— Start Supplied material —

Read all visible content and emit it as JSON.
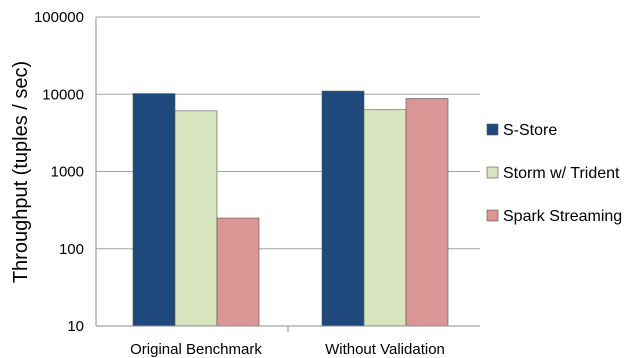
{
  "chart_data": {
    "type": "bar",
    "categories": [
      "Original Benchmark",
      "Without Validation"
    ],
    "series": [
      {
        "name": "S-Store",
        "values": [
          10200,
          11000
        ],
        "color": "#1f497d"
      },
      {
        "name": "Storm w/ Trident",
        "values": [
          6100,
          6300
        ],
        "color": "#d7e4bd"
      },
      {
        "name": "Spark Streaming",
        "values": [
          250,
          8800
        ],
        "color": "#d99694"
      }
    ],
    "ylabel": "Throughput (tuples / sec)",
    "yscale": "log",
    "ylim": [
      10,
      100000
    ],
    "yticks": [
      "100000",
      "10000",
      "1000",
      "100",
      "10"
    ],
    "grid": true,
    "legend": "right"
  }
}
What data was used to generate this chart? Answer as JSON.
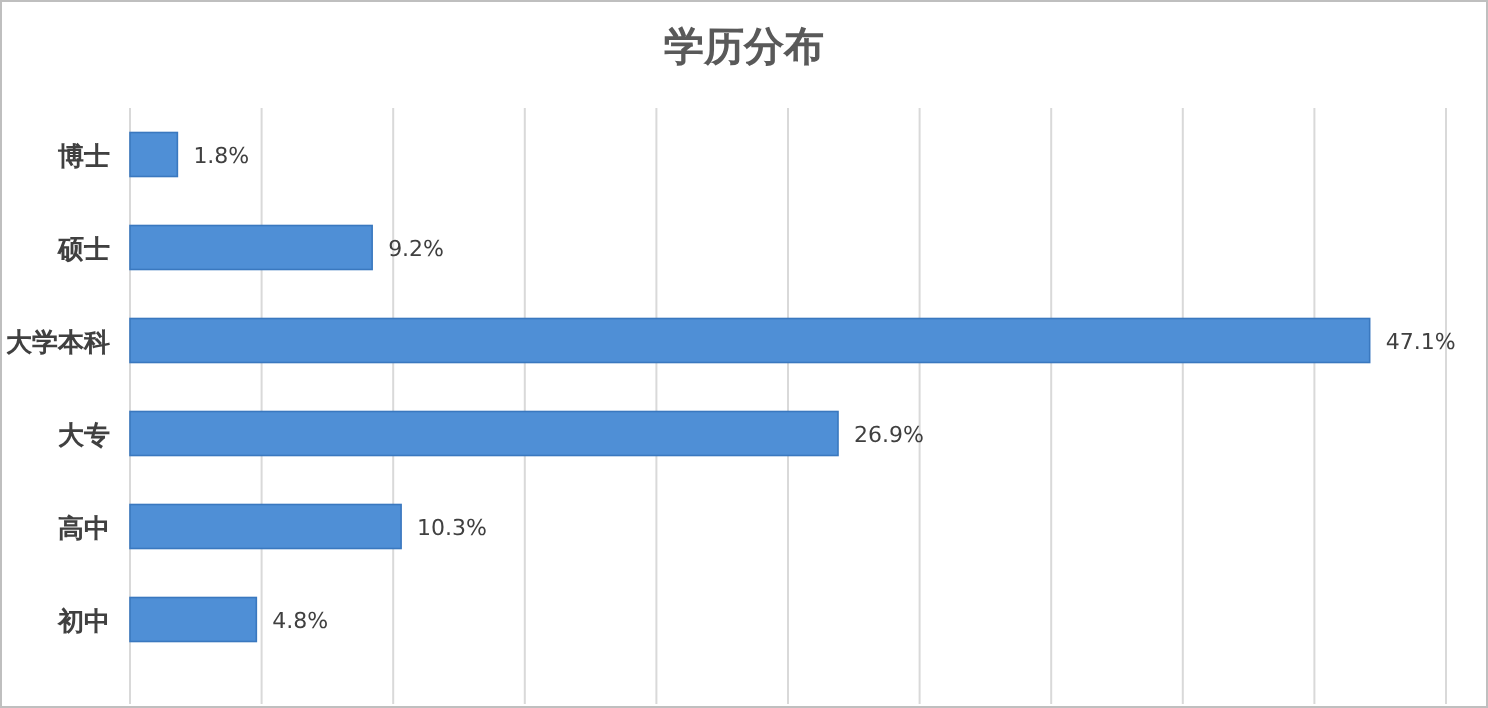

— End Supplied material —
— Start Supplied material —

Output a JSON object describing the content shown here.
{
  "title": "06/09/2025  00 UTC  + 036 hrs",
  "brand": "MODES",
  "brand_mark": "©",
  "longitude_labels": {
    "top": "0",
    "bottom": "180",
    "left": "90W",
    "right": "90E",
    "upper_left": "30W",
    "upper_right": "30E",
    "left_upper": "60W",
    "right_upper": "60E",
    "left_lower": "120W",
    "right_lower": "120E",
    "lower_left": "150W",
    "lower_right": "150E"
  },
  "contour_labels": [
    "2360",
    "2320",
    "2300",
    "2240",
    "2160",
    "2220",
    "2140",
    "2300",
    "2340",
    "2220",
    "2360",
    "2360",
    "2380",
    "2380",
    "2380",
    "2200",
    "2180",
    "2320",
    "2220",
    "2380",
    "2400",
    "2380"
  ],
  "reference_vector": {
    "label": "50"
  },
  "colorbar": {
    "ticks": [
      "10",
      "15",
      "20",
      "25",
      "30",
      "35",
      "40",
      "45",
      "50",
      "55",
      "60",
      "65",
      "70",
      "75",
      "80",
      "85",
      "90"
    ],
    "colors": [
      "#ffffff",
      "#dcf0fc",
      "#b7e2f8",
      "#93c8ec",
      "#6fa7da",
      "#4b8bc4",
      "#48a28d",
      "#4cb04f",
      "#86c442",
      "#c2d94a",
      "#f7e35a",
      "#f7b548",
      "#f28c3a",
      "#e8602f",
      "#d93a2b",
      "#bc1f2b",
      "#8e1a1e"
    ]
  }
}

— End Supplied material —
— Start Supplied material —

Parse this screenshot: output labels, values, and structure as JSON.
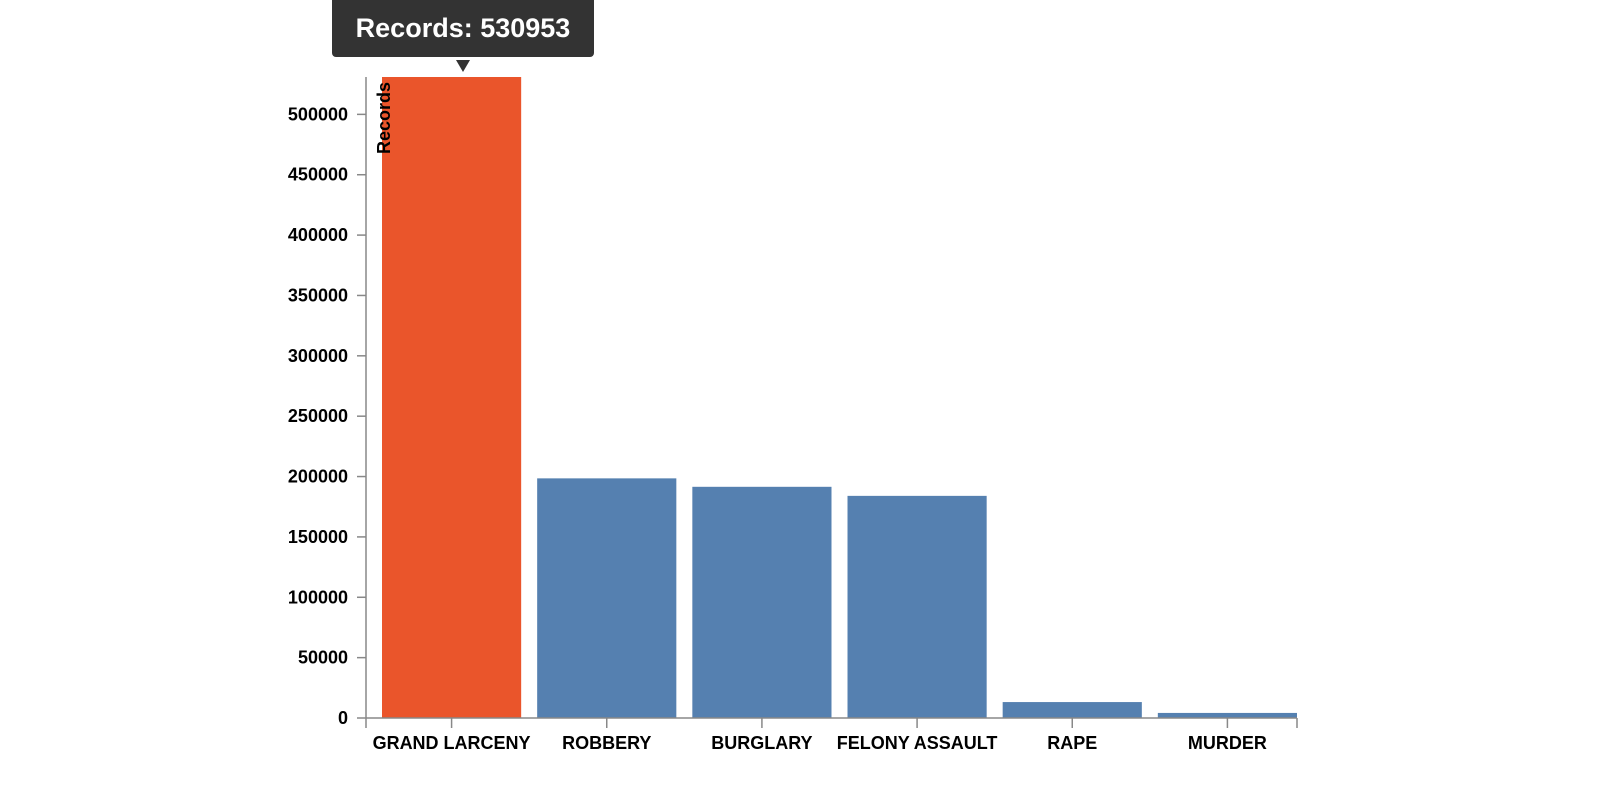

— End Supplied material —

## Given exercise:
Look through the entries above for the word "this". Copy every line where it shows up.

## Exercise output:
What data was used to generate this chart? Answer as JSON.
Parse this screenshot: output labels, values, and structure as JSON.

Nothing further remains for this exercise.